→ TASK PROMPT
Using the entries below, output exactly the line containing "Extract the structured" and all lines that follow it to the end.

>> Begin

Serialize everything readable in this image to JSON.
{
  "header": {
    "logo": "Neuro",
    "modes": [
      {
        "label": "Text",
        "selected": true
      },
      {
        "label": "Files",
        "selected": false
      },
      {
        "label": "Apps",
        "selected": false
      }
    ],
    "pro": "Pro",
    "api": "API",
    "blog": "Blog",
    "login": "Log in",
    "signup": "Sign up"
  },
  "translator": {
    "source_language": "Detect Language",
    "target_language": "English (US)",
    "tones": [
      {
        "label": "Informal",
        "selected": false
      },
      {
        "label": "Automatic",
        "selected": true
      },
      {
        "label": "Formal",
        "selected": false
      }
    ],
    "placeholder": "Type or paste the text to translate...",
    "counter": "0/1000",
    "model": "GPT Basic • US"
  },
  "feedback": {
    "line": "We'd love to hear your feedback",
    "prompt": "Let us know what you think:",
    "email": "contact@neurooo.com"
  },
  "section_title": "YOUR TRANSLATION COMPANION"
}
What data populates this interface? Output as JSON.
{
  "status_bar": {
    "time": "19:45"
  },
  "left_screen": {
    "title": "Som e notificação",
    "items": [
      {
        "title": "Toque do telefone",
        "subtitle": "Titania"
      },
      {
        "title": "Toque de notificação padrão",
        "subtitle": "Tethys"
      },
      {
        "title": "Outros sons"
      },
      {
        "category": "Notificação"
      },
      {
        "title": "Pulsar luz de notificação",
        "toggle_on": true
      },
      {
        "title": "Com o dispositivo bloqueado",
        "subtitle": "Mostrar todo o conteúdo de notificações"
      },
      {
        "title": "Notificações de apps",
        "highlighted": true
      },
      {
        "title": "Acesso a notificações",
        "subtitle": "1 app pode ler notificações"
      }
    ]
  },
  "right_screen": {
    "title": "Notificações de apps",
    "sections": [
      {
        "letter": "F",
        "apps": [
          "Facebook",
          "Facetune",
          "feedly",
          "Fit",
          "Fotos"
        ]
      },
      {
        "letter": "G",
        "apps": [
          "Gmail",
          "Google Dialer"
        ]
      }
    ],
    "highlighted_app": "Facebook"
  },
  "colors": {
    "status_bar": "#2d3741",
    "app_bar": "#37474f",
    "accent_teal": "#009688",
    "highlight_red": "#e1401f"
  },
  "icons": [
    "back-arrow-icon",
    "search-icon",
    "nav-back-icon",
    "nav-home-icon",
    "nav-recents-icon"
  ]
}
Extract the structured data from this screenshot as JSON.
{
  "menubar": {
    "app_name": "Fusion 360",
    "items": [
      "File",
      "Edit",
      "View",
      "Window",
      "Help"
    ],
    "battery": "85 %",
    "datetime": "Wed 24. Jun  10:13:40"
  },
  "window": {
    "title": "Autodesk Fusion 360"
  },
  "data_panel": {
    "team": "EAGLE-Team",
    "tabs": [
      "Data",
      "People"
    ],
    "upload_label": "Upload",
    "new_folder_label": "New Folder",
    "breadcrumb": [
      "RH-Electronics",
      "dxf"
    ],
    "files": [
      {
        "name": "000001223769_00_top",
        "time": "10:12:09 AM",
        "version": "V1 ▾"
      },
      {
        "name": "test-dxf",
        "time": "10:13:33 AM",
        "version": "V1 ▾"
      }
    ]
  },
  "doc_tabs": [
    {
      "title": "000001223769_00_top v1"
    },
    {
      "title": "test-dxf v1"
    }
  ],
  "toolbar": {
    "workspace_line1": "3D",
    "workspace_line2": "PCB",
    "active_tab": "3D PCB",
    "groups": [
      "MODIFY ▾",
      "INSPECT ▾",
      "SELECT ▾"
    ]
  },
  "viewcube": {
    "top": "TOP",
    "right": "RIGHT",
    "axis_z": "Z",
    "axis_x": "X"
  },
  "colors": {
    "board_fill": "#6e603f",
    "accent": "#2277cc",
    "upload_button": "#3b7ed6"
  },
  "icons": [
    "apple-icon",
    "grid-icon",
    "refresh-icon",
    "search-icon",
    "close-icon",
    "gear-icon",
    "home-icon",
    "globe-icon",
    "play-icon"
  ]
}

>> End

→ RESULT BELOW
Extract the structured data from this screenshot as JSON.
{
  "menubar": {
    "app_name": "Fusion 360",
    "items": [
      "File",
      "Edit",
      "View",
      "Window",
      "Help"
    ],
    "battery": "85 %",
    "datetime": "Wed 24. Jun  10:13:40"
  },
  "window": {
    "title": "Autodesk Fusion 360"
  },
  "data_panel": {
    "team": "EAGLE-Team",
    "tabs": [
      "Data",
      "People"
    ],
    "upload_label": "Upload",
    "new_folder_label": "New Folder",
    "breadcrumb": [
      "RH-Electronics",
      "dxf"
    ],
    "files": [
      {
        "name": "000001223769_00_top",
        "time": "10:12:09 AM",
        "version": "V1 ▾"
      },
      {
        "name": "test-dxf",
        "time": "10:13:33 AM",
        "version": "V1 ▾"
      }
    ]
  },
  "doc_tabs": [
    {
      "title": "000001223769_00_top v1"
    },
    {
      "title": "test-dxf v1"
    }
  ],
  "toolbar": {
    "workspace_line1": "3D",
    "workspace_line2": "PCB",
    "active_tab": "3D PCB",
    "groups": [
      "MODIFY ▾",
      "INSPECT ▾",
      "SELECT ▾"
    ]
  },
  "viewcube": {
    "top": "TOP",
    "right": "RIGHT",
    "axis_z": "Z",
    "axis_x": "X"
  },
  "colors": {
    "board_fill": "#6e603f",
    "accent": "#2277cc",
    "upload_button": "#3b7ed6"
  },
  "icons": [
    "apple-icon",
    "grid-icon",
    "refresh-icon",
    "search-icon",
    "close-icon",
    "gear-icon",
    "home-icon",
    "globe-icon",
    "play-icon"
  ]
}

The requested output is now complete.